▶ RECORDS SHOWN
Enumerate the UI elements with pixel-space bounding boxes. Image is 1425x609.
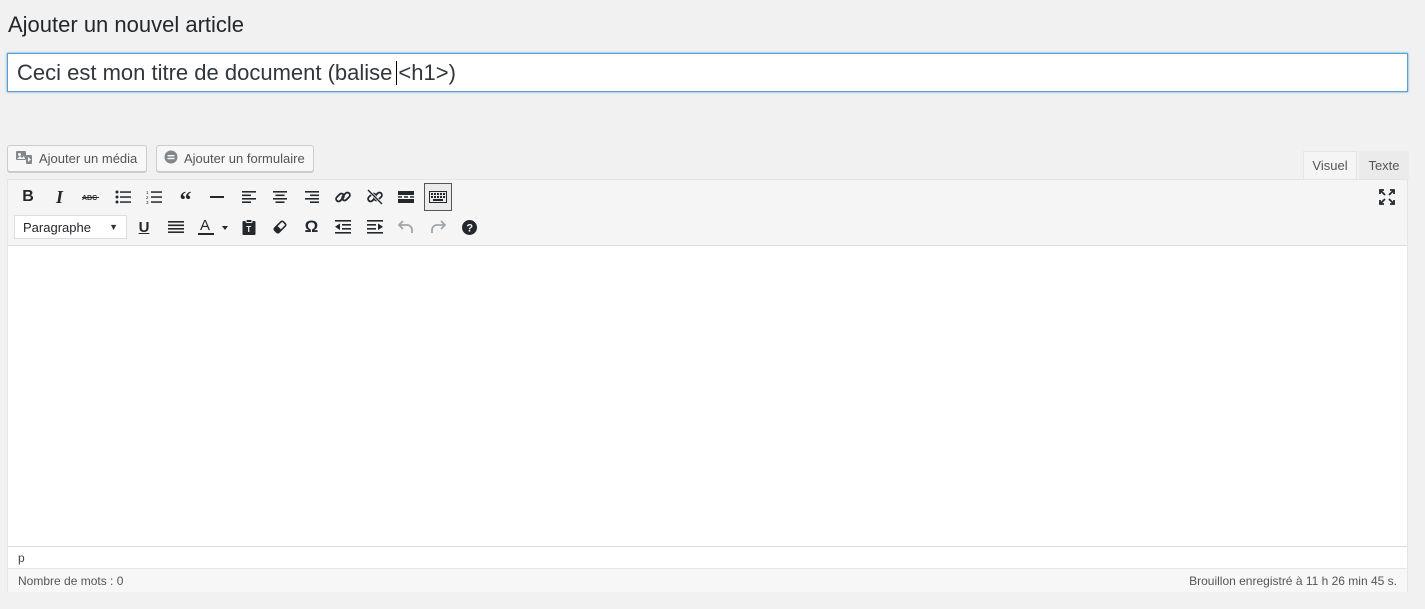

--

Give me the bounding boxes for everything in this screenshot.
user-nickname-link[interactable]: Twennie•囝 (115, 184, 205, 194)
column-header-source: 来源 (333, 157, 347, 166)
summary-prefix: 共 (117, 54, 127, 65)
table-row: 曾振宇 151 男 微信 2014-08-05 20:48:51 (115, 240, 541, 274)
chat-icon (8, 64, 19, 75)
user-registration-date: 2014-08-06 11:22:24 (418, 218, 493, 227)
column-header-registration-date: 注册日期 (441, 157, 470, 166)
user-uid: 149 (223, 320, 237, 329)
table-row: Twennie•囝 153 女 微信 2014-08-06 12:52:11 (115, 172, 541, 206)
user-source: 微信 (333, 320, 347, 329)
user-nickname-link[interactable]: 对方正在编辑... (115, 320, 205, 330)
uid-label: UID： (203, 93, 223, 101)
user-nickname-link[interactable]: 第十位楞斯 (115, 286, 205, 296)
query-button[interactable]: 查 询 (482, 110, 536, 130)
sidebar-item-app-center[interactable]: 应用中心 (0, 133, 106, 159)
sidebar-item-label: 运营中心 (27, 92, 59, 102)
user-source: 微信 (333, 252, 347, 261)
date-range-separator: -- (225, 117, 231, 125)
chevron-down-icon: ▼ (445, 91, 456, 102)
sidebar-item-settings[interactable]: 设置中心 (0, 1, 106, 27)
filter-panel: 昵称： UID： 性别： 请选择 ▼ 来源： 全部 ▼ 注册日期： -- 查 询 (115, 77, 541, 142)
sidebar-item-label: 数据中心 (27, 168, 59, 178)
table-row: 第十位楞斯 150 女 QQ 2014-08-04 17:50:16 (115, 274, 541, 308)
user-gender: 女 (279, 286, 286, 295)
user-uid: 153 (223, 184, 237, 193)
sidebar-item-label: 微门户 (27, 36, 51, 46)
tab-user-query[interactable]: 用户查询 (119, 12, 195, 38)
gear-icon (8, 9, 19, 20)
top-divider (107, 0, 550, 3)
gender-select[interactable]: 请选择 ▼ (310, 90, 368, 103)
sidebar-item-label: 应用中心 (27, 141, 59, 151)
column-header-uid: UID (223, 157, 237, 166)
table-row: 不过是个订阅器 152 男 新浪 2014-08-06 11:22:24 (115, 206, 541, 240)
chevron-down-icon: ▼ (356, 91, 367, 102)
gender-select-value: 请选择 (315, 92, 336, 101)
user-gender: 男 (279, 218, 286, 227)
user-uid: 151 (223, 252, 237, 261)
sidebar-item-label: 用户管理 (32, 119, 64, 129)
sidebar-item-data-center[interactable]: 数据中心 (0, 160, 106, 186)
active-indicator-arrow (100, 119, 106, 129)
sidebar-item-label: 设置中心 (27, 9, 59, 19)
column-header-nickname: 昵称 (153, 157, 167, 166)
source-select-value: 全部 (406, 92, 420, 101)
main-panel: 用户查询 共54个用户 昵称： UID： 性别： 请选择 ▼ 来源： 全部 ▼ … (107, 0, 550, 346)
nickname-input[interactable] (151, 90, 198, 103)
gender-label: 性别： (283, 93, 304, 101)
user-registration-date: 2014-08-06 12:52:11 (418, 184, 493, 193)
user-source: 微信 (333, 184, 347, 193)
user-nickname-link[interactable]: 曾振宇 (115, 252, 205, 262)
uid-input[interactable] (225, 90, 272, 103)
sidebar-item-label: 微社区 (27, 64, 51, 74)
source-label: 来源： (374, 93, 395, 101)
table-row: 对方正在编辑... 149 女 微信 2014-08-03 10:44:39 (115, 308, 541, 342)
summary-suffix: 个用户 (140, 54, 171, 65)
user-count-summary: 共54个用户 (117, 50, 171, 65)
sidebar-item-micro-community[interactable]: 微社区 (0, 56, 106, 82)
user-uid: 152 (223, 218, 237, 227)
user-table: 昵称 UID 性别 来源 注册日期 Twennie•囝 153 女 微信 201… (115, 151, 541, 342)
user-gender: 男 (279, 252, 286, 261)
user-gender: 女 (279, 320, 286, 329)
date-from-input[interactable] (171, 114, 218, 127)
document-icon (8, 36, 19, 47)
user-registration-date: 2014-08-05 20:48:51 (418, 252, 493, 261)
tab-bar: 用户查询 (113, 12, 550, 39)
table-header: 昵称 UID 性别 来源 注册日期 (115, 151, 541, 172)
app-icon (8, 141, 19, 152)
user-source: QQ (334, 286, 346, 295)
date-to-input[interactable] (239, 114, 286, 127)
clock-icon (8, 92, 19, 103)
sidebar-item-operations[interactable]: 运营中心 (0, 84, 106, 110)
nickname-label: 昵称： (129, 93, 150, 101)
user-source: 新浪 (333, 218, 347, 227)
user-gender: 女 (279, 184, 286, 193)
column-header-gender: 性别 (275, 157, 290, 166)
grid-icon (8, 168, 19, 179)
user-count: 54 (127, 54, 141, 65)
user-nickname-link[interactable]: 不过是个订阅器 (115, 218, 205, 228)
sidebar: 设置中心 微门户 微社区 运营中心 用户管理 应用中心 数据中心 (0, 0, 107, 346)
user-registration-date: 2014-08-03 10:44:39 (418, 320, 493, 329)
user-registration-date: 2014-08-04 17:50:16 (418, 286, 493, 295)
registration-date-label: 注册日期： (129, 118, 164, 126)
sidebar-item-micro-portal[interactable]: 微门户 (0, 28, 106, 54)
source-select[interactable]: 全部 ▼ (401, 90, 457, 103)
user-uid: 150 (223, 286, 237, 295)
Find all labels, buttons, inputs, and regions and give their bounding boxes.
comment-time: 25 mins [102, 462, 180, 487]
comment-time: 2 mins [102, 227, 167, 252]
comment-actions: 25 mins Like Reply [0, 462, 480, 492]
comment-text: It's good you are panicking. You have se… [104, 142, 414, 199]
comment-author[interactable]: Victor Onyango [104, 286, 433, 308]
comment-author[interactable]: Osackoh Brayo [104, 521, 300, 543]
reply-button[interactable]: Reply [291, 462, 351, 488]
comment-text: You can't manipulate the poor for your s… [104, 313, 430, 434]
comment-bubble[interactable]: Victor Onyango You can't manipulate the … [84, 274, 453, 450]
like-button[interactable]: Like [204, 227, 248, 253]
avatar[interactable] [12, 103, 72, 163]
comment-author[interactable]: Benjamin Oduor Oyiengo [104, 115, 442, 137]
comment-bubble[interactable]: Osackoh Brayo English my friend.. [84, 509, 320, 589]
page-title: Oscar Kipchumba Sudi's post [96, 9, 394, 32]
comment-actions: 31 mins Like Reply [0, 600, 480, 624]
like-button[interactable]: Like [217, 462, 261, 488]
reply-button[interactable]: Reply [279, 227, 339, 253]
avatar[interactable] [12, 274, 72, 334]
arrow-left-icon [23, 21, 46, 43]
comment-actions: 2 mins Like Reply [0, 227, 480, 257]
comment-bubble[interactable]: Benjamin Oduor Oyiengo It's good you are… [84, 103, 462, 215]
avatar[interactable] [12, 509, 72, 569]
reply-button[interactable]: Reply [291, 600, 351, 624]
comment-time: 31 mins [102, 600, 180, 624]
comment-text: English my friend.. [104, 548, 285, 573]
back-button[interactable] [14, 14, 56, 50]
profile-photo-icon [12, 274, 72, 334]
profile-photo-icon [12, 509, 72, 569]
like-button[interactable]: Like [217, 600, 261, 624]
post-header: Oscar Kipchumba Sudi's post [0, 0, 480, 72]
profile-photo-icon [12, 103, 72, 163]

▶ TASK DETAILS
Rewrite the lines between the one containing "Find all labels, buttons, inputs, and" and the one containing "comment-text: It's good", inclusive, changing "comment-time" to "timestamp" and leaving everything else untouched.

▶ OUTPUT OF THE TASK
Find all labels, buttons, inputs, and regions and give their bounding boxes.
timestamp: 25 mins [102, 462, 180, 487]
timestamp: 2 mins [102, 227, 167, 252]
comment-actions: 25 mins Like Reply [0, 462, 480, 492]
comment-text: It's good you are panicking. You have se… [104, 142, 414, 199]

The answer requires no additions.